Saved entries:
-*-*-
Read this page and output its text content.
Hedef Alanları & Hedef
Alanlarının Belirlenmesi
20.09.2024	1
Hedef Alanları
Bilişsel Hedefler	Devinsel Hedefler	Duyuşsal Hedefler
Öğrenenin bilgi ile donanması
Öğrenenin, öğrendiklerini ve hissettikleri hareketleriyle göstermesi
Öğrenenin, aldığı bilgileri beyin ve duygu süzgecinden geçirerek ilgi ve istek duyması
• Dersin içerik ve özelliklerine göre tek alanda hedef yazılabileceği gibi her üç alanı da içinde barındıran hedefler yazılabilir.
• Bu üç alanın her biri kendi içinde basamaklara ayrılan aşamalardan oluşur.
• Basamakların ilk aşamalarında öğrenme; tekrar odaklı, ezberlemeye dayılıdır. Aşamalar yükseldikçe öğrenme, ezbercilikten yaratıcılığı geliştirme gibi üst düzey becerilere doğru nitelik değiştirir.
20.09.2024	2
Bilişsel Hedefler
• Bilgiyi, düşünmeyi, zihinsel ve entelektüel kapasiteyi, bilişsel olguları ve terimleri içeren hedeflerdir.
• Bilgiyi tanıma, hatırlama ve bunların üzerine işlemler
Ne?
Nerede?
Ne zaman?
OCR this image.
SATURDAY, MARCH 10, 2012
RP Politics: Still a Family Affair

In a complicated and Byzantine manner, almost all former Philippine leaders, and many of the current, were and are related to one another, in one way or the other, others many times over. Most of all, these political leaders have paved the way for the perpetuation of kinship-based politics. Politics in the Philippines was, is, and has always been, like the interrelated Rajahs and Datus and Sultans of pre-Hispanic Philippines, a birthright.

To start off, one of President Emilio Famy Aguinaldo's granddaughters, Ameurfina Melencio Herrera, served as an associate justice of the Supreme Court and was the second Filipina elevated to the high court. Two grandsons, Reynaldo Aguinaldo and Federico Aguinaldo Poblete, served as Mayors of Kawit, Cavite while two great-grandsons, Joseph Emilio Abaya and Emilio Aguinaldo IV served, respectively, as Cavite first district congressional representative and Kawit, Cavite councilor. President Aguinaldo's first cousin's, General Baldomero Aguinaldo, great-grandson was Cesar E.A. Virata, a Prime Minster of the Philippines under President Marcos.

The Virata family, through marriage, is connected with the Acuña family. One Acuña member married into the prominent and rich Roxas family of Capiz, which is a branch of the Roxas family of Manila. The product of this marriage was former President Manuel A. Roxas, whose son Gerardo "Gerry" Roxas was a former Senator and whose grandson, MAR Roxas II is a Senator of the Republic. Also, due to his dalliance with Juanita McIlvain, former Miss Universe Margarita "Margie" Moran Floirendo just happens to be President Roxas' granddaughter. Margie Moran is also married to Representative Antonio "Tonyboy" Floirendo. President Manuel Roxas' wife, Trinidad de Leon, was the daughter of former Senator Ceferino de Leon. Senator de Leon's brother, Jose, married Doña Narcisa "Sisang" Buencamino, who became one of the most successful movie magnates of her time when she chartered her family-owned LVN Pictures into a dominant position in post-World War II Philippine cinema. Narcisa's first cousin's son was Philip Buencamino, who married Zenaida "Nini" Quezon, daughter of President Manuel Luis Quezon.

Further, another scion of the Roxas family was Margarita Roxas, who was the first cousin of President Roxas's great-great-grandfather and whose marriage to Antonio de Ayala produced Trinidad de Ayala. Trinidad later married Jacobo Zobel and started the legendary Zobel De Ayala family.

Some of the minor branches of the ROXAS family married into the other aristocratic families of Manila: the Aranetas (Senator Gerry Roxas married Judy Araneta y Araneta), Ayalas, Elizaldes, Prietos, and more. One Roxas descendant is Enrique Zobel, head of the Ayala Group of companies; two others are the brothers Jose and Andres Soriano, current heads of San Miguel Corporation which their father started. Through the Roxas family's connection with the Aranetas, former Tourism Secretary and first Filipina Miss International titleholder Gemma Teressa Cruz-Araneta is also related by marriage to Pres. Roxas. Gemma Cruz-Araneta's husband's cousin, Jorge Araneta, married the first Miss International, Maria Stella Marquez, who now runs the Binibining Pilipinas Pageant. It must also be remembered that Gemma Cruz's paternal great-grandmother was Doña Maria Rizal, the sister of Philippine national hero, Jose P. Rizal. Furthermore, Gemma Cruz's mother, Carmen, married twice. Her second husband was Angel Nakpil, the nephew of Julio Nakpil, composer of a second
-*-*-
SHORT PROBLEM: State the number of lines in the data that include the string "Bilgiyi", and add nothing else.

EXERCISE RESPONSE: 2